THE TASK: In the data below, locate each line with the word "lệnh" and list it.

EXERCISE MATERIALS:
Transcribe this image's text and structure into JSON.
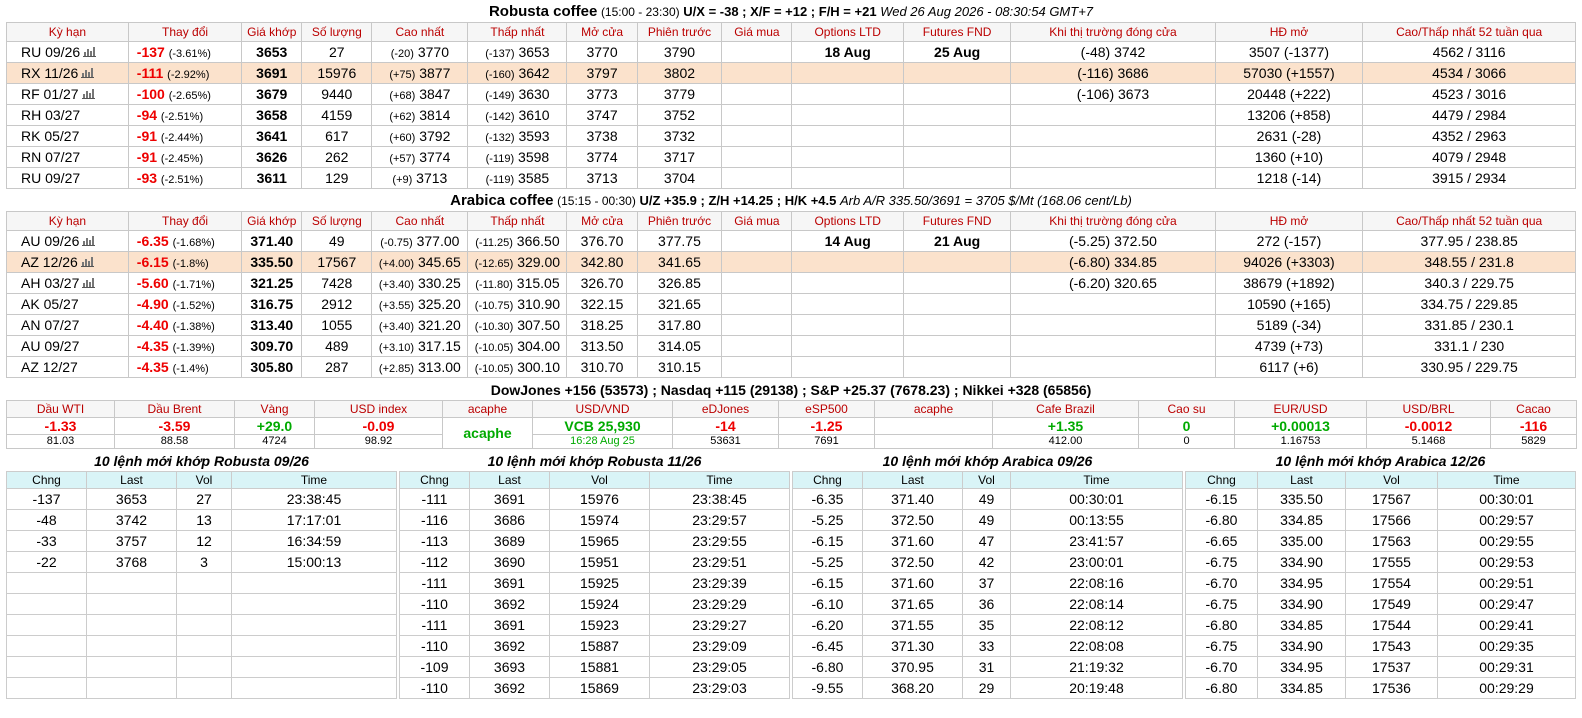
{
  "robusta": {
    "title_name": "Robusta coffee",
    "title_hours": "(15:00 - 23:30)",
    "title_spreads": "U/X = -38 ; X/F = +12 ; F/H = +21",
    "title_time": "Wed 26 Aug 2026 - 08:30:54 GMT+7",
    "headers": [
      "Kỳ hạn",
      "Thay đổi",
      "Giá khớp",
      "Số lượng",
      "Cao nhất",
      "Thấp nhất",
      "Mở cửa",
      "Phiên trước",
      "Giá mua",
      "Options LTD",
      "Futures FND",
      "Khi thị trường đóng cửa",
      "HĐ mở",
      "Cao/Thấp nhất 52 tuần qua"
    ],
    "options_ltd": "18 Aug",
    "futures_fnd": "25 Aug",
    "rows": [
      {
        "sym": "RU 09/26",
        "chg": "-137",
        "pct": "(-3.61%)",
        "last": "3653",
        "vol": "27",
        "hi_chg": "(-20)",
        "hi": "3770",
        "lo_chg": "(-137)",
        "lo": "3653",
        "open": "3770",
        "prev": "3790",
        "bid": "",
        "close_chg": "(-48)",
        "close": "3742",
        "oi": "3507 (-1377)",
        "w52": "4562 / 3116"
      },
      {
        "sym": "RX 11/26",
        "chg": "-111",
        "pct": "(-2.92%)",
        "last": "3691",
        "vol": "15976",
        "hi_chg": "(+75)",
        "hi": "3877",
        "lo_chg": "(-160)",
        "lo": "3642",
        "open": "3797",
        "prev": "3802",
        "bid": "",
        "close_chg": "(-116)",
        "close": "3686",
        "oi": "57030 (+1557)",
        "w52": "4534 / 3066"
      },
      {
        "sym": "RF 01/27",
        "chg": "-100",
        "pct": "(-2.65%)",
        "last": "3679",
        "vol": "9440",
        "hi_chg": "(+68)",
        "hi": "3847",
        "lo_chg": "(-149)",
        "lo": "3630",
        "open": "3773",
        "prev": "3779",
        "bid": "",
        "close_chg": "(-106)",
        "close": "3673",
        "oi": "20448 (+222)",
        "w52": "4523 / 3016"
      },
      {
        "sym": "RH 03/27",
        "chg": "-94",
        "pct": "(-2.51%)",
        "last": "3658",
        "vol": "4159",
        "hi_chg": "(+62)",
        "hi": "3814",
        "lo_chg": "(-142)",
        "lo": "3610",
        "open": "3747",
        "prev": "3752",
        "bid": "",
        "close_chg": "",
        "close": "",
        "oi": "13206 (+858)",
        "w52": "4479 / 2984"
      },
      {
        "sym": "RK 05/27",
        "chg": "-91",
        "pct": "(-2.44%)",
        "last": "3641",
        "vol": "617",
        "hi_chg": "(+60)",
        "hi": "3792",
        "lo_chg": "(-132)",
        "lo": "3593",
        "open": "3738",
        "prev": "3732",
        "bid": "",
        "close_chg": "",
        "close": "",
        "oi": "2631 (-28)",
        "w52": "4352 / 2963"
      },
      {
        "sym": "RN 07/27",
        "chg": "-91",
        "pct": "(-2.45%)",
        "last": "3626",
        "vol": "262",
        "hi_chg": "(+57)",
        "hi": "3774",
        "lo_chg": "(-119)",
        "lo": "3598",
        "open": "3774",
        "prev": "3717",
        "bid": "",
        "close_chg": "",
        "close": "",
        "oi": "1360 (+10)",
        "w52": "4079 / 2948"
      },
      {
        "sym": "RU 09/27",
        "chg": "-93",
        "pct": "(-2.51%)",
        "last": "3611",
        "vol": "129",
        "hi_chg": "(+9)",
        "hi": "3713",
        "lo_chg": "(-119)",
        "lo": "3585",
        "open": "3713",
        "prev": "3704",
        "bid": "",
        "close_chg": "",
        "close": "",
        "oi": "1218 (-14)",
        "w52": "3915 / 2934"
      }
    ]
  },
  "arabica": {
    "title_name": "Arabica coffee",
    "title_hours": "(15:15 - 00:30)",
    "title_spreads": "U/Z +35.9 ; Z/H +14.25 ; H/K +4.5",
    "title_arb": "Arb A/R 335.50/3691 = 3705 $/Mt (168.06 cent/Lb)",
    "headers": [
      "Kỳ hạn",
      "Thay đổi",
      "Giá khớp",
      "Số lượng",
      "Cao nhất",
      "Thấp nhất",
      "Mở cửa",
      "Phiên trước",
      "Giá mua",
      "Options LTD",
      "Futures FND",
      "Khi thị trường đóng cửa",
      "HĐ mở",
      "Cao/Thấp nhất 52 tuần qua"
    ],
    "options_ltd": "14 Aug",
    "futures_fnd": "21 Aug",
    "rows": [
      {
        "sym": "AU 09/26",
        "chg": "-6.35",
        "pct": "(-1.68%)",
        "last": "371.40",
        "vol": "49",
        "hi_chg": "(-0.75)",
        "hi": "377.00",
        "lo_chg": "(-11.25)",
        "lo": "366.50",
        "open": "376.70",
        "prev": "377.75",
        "bid": "",
        "close_chg": "(-5.25)",
        "close": "372.50",
        "oi": "272 (-157)",
        "w52": "377.95 / 238.85"
      },
      {
        "sym": "AZ 12/26",
        "chg": "-6.15",
        "pct": "(-1.8%)",
        "last": "335.50",
        "vol": "17567",
        "hi_chg": "(+4.00)",
        "hi": "345.65",
        "lo_chg": "(-12.65)",
        "lo": "329.00",
        "open": "342.80",
        "prev": "341.65",
        "bid": "",
        "close_chg": "(-6.80)",
        "close": "334.85",
        "oi": "94026 (+3303)",
        "w52": "348.55 / 231.8"
      },
      {
        "sym": "AH 03/27",
        "chg": "-5.60",
        "pct": "(-1.71%)",
        "last": "321.25",
        "vol": "7428",
        "hi_chg": "(+3.40)",
        "hi": "330.25",
        "lo_chg": "(-11.80)",
        "lo": "315.05",
        "open": "326.70",
        "prev": "326.85",
        "bid": "",
        "close_chg": "(-6.20)",
        "close": "320.65",
        "oi": "38679 (+1892)",
        "w52": "340.3 / 229.75"
      },
      {
        "sym": "AK 05/27",
        "chg": "-4.90",
        "pct": "(-1.52%)",
        "last": "316.75",
        "vol": "2912",
        "hi_chg": "(+3.55)",
        "hi": "325.20",
        "lo_chg": "(-10.75)",
        "lo": "310.90",
        "open": "322.15",
        "prev": "321.65",
        "bid": "",
        "close_chg": "",
        "close": "",
        "oi": "10590 (+165)",
        "w52": "334.75 / 229.85"
      },
      {
        "sym": "AN 07/27",
        "chg": "-4.40",
        "pct": "(-1.38%)",
        "last": "313.40",
        "vol": "1055",
        "hi_chg": "(+3.40)",
        "hi": "321.20",
        "lo_chg": "(-10.30)",
        "lo": "307.50",
        "open": "318.25",
        "prev": "317.80",
        "bid": "",
        "close_chg": "",
        "close": "",
        "oi": "5189 (-34)",
        "w52": "331.85 / 230.1"
      },
      {
        "sym": "AU 09/27",
        "chg": "-4.35",
        "pct": "(-1.39%)",
        "last": "309.70",
        "vol": "489",
        "hi_chg": "(+3.10)",
        "hi": "317.15",
        "lo_chg": "(-10.05)",
        "lo": "304.00",
        "open": "313.50",
        "prev": "314.05",
        "bid": "",
        "close_chg": "",
        "close": "",
        "oi": "4739 (+73)",
        "w52": "331.1 / 230"
      },
      {
        "sym": "AZ 12/27",
        "chg": "-4.35",
        "pct": "(-1.4%)",
        "last": "305.80",
        "vol": "287",
        "hi_chg": "(+2.85)",
        "hi": "313.00",
        "lo_chg": "(-10.05)",
        "lo": "300.10",
        "open": "310.70",
        "prev": "310.15",
        "bid": "",
        "close_chg": "",
        "close": "",
        "oi": "6117 (+6)",
        "w52": "330.95 / 229.75"
      }
    ]
  },
  "indices": {
    "title": "DowJones +156 (53573) ; Nasdaq +115 (29138) ; S&P +25.37 (7678.23) ; Nikkei +328 (65856)",
    "cells": [
      {
        "label": "Dầu WTI",
        "value": "-1.33",
        "sub": "81.03",
        "dir": "neg"
      },
      {
        "label": "Dầu Brent",
        "value": "-3.59",
        "sub": "88.58",
        "dir": "neg"
      },
      {
        "label": "Vàng",
        "value": "+29.0",
        "sub": "4724",
        "dir": "pos"
      },
      {
        "label": "USD index",
        "value": "-0.09",
        "sub": "98.92",
        "dir": "neg"
      },
      {
        "label": "acaphe",
        "value": "",
        "sub": "",
        "dir": "pos",
        "merged": "acaphe"
      },
      {
        "label": "USD/VND",
        "value": "VCB 25,930",
        "sub": "16:28 Aug 25",
        "dir": "pos"
      },
      {
        "label": "eDJones",
        "value": "-14",
        "sub": "53631",
        "dir": "neg"
      },
      {
        "label": "eSP500",
        "value": "-1.25",
        "sub": "7691",
        "dir": "neg"
      },
      {
        "label": "acaphe",
        "value": "",
        "sub": "",
        "dir": "pos"
      },
      {
        "label": "Cafe Brazil",
        "value": "+1.35",
        "sub": "412.00",
        "dir": "pos"
      },
      {
        "label": "Cao su",
        "value": "0",
        "sub": "0",
        "dir": "pos"
      },
      {
        "label": "EUR/USD",
        "value": "+0.00013",
        "sub": "1.16753",
        "dir": "pos"
      },
      {
        "label": "USD/BRL",
        "value": "-0.0012",
        "sub": "5.1468",
        "dir": "neg"
      },
      {
        "label": "Cacao",
        "value": "-116",
        "sub": "5829",
        "dir": "neg"
      }
    ]
  },
  "trades": [
    {
      "title": "10 lệnh mới khớp Robusta 09/26",
      "headers": [
        "Chng",
        "Last",
        "Vol",
        "Time"
      ],
      "rows": [
        [
          "-137",
          "3653",
          "27",
          "23:38:45"
        ],
        [
          "-48",
          "3742",
          "13",
          "17:17:01"
        ],
        [
          "-33",
          "3757",
          "12",
          "16:34:59"
        ],
        [
          "-22",
          "3768",
          "3",
          "15:00:13"
        ],
        [
          "",
          "",
          "",
          ""
        ],
        [
          "",
          "",
          "",
          ""
        ],
        [
          "",
          "",
          "",
          ""
        ],
        [
          "",
          "",
          "",
          ""
        ],
        [
          "",
          "",
          "",
          ""
        ],
        [
          "",
          "",
          "",
          ""
        ]
      ]
    },
    {
      "title": "10 lệnh mới khớp Robusta 11/26",
      "headers": [
        "Chng",
        "Last",
        "Vol",
        "Time"
      ],
      "rows": [
        [
          "-111",
          "3691",
          "15976",
          "23:38:45"
        ],
        [
          "-116",
          "3686",
          "15974",
          "23:29:57"
        ],
        [
          "-113",
          "3689",
          "15965",
          "23:29:55"
        ],
        [
          "-112",
          "3690",
          "15951",
          "23:29:51"
        ],
        [
          "-111",
          "3691",
          "15925",
          "23:29:39"
        ],
        [
          "-110",
          "3692",
          "15924",
          "23:29:29"
        ],
        [
          "-111",
          "3691",
          "15923",
          "23:29:27"
        ],
        [
          "-110",
          "3692",
          "15887",
          "23:29:09"
        ],
        [
          "-109",
          "3693",
          "15881",
          "23:29:05"
        ],
        [
          "-110",
          "3692",
          "15869",
          "23:29:03"
        ]
      ]
    },
    {
      "title": "10 lệnh mới khớp Arabica 09/26",
      "headers": [
        "Chng",
        "Last",
        "Vol",
        "Time"
      ],
      "rows": [
        [
          "-6.35",
          "371.40",
          "49",
          "00:30:01"
        ],
        [
          "-5.25",
          "372.50",
          "49",
          "00:13:55"
        ],
        [
          "-6.15",
          "371.60",
          "47",
          "23:41:57"
        ],
        [
          "-5.25",
          "372.50",
          "42",
          "23:00:01"
        ],
        [
          "-6.15",
          "371.60",
          "37",
          "22:08:16"
        ],
        [
          "-6.10",
          "371.65",
          "36",
          "22:08:14"
        ],
        [
          "-6.20",
          "371.55",
          "35",
          "22:08:12"
        ],
        [
          "-6.45",
          "371.30",
          "33",
          "22:08:08"
        ],
        [
          "-6.80",
          "370.95",
          "31",
          "21:19:32"
        ],
        [
          "-9.55",
          "368.20",
          "29",
          "20:19:48"
        ]
      ]
    },
    {
      "title": "10 lệnh mới khớp Arabica 12/26",
      "headers": [
        "Chng",
        "Last",
        "Vol",
        "Time"
      ],
      "rows": [
        [
          "-6.15",
          "335.50",
          "17567",
          "00:30:01"
        ],
        [
          "-6.80",
          "334.85",
          "17566",
          "00:29:57"
        ],
        [
          "-6.65",
          "335.00",
          "17563",
          "00:29:55"
        ],
        [
          "-6.75",
          "334.90",
          "17555",
          "00:29:53"
        ],
        [
          "-6.70",
          "334.95",
          "17554",
          "00:29:51"
        ],
        [
          "-6.75",
          "334.90",
          "17549",
          "00:29:47"
        ],
        [
          "-6.80",
          "334.85",
          "17544",
          "00:29:41"
        ],
        [
          "-6.75",
          "334.90",
          "17543",
          "00:29:35"
        ],
        [
          "-6.70",
          "334.95",
          "17537",
          "00:29:31"
        ],
        [
          "-6.80",
          "334.85",
          "17536",
          "00:29:29"
        ]
      ]
    }
  ],
  "colors": {
    "negative": "#e00000",
    "positive": "#00a000",
    "highlight_row": "#fbe2cc",
    "trade_header_bg": "#d9f4f7"
  },
  "icons": {
    "symbol_row_icon": "bar-chart-icon"
  }
}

EXPECTED ANSWER:
      "title": "10 lệnh mới khớp Robusta 09/26",
      "title": "10 lệnh mới khớp Robusta 11/26",
      "title": "10 lệnh mới khớp Arabica 09/26",
      "title": "10 lệnh mới khớp Arabica 12/26",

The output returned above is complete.